OBJECTIVE: Locate each line holding the string "company" and copy it.

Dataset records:

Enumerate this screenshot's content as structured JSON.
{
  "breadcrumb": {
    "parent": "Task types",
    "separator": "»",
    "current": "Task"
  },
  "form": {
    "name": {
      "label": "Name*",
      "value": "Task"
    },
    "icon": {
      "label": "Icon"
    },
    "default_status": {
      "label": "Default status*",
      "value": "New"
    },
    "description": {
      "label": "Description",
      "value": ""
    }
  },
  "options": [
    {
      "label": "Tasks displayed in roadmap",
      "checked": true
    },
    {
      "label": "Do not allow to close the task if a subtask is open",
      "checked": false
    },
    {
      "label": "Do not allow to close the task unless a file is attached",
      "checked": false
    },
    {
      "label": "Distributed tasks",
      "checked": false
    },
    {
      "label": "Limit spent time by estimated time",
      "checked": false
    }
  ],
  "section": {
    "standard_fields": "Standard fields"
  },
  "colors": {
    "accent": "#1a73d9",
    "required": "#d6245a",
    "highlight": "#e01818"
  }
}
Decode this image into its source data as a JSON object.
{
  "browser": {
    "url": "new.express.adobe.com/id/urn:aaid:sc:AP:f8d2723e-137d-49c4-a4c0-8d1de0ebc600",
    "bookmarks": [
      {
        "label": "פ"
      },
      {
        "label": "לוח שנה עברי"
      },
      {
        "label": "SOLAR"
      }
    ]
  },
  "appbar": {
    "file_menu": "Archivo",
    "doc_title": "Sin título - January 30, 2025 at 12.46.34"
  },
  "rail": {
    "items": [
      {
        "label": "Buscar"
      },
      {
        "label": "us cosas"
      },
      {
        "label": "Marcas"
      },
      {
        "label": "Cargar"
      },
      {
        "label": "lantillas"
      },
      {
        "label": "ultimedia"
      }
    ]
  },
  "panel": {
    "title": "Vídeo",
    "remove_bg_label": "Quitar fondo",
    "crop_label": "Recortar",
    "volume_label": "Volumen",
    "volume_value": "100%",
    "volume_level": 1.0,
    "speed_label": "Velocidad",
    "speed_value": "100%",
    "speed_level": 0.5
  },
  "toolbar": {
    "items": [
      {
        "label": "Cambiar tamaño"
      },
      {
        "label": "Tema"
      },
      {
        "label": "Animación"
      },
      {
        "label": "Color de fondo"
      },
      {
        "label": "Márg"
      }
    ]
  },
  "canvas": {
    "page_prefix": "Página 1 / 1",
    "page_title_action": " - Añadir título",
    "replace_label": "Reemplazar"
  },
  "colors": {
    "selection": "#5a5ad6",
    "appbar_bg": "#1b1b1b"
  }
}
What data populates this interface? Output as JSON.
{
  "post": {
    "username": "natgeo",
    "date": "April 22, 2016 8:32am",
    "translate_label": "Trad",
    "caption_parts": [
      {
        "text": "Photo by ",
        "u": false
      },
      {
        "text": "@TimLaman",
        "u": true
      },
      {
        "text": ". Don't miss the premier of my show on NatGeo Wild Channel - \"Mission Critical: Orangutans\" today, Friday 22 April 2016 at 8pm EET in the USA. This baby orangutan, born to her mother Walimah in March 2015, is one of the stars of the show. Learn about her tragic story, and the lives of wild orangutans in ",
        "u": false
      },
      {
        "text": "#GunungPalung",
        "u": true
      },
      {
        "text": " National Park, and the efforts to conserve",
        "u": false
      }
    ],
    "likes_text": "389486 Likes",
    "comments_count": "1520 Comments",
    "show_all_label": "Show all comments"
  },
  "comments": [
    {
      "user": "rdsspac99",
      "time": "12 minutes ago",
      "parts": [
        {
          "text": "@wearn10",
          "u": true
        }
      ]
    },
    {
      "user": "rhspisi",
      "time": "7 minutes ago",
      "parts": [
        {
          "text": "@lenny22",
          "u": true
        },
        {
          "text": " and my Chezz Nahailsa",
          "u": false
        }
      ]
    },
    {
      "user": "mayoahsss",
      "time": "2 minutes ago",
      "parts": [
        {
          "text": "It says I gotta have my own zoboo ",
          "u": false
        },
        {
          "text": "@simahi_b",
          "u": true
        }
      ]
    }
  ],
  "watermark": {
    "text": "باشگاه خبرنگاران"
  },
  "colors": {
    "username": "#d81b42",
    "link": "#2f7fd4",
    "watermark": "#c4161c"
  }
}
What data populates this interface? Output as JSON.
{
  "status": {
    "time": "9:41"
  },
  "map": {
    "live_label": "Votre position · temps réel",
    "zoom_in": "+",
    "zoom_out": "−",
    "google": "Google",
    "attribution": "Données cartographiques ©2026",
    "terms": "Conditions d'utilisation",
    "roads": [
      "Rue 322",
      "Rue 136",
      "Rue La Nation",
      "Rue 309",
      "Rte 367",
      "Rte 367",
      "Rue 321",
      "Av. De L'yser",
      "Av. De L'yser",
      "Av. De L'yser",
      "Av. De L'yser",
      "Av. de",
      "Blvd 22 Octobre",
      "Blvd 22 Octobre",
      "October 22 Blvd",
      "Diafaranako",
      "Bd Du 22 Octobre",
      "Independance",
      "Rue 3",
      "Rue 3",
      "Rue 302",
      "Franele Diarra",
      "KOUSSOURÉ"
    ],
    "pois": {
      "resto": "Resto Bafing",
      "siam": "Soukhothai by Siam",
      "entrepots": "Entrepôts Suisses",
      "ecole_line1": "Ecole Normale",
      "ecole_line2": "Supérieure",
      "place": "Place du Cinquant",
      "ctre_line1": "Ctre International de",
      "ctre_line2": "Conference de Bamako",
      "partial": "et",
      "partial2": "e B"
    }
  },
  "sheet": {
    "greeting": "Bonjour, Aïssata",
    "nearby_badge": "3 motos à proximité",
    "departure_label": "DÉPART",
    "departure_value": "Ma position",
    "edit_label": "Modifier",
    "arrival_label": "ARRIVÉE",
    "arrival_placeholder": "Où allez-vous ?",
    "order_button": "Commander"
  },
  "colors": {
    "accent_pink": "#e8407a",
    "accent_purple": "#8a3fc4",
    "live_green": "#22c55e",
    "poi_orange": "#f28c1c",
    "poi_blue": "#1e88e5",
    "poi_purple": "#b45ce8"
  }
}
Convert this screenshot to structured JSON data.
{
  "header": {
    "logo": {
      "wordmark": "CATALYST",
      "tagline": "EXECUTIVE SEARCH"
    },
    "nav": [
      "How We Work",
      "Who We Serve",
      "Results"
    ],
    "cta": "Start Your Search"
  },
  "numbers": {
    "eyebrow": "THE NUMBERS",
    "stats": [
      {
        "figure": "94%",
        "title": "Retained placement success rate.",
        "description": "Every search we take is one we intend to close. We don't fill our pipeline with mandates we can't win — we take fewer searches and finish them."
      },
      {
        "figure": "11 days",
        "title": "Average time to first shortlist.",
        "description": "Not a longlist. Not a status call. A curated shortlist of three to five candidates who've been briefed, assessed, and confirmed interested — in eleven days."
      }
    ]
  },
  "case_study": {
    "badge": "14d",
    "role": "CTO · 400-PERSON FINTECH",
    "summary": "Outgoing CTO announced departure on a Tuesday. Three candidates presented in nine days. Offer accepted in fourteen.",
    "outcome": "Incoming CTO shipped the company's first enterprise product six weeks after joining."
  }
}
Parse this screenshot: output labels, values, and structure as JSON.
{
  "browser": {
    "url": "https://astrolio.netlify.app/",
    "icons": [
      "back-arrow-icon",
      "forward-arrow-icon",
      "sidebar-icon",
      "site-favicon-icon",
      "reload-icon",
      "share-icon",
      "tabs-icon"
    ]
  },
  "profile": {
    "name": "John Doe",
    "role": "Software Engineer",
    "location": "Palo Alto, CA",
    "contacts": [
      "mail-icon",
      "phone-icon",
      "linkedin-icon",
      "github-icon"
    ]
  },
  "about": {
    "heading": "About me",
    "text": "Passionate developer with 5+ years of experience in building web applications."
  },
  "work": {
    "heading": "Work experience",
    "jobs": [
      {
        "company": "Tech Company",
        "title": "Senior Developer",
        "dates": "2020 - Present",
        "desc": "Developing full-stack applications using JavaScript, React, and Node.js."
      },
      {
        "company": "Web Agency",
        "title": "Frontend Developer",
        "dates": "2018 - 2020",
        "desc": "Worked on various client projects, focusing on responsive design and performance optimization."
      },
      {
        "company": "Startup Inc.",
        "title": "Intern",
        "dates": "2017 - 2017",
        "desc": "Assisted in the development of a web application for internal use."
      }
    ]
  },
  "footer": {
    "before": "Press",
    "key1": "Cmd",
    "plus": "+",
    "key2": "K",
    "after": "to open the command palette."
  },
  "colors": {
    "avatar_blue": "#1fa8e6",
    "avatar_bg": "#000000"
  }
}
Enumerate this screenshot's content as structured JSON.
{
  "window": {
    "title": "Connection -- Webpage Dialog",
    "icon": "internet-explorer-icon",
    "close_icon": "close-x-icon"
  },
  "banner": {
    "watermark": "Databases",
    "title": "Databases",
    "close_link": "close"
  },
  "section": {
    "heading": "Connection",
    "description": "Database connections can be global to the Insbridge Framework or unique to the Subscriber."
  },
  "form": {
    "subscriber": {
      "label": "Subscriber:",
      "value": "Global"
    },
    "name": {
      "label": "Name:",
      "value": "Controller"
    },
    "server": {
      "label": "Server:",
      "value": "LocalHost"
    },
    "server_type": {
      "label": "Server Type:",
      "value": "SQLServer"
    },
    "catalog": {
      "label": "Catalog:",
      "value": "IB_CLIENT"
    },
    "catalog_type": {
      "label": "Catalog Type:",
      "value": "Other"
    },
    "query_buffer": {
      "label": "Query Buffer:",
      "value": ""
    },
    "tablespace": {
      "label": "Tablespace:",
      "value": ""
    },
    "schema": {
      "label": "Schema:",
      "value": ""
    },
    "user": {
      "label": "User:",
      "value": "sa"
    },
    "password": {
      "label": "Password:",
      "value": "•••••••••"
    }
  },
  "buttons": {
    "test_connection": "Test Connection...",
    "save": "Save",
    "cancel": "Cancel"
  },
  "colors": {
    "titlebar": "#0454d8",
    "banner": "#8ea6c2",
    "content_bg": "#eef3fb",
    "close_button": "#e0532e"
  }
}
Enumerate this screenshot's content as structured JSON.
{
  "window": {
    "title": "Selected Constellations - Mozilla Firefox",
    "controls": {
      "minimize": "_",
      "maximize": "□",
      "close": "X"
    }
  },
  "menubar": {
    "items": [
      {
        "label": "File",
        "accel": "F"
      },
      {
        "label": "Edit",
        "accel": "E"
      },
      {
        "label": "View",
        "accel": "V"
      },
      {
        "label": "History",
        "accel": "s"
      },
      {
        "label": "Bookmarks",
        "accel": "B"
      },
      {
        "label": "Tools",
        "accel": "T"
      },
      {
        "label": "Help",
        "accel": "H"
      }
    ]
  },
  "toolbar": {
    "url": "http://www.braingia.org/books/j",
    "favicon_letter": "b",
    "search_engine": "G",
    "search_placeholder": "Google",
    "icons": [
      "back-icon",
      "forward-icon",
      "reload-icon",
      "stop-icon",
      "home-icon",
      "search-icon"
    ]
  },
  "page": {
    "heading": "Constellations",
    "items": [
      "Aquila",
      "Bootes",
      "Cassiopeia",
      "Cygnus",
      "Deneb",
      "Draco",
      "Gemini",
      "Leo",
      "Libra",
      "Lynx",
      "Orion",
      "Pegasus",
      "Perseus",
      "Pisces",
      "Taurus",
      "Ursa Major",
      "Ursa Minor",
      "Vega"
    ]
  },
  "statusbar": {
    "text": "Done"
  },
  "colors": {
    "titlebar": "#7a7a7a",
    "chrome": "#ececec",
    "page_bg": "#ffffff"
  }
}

RESULT:
    "outcome": "Incoming CTO shipped the company's first enterprise product six weeks after joining."
        "company": "Tech Company",
        "company": "Web Agency",
        "company": "Startup Inc.",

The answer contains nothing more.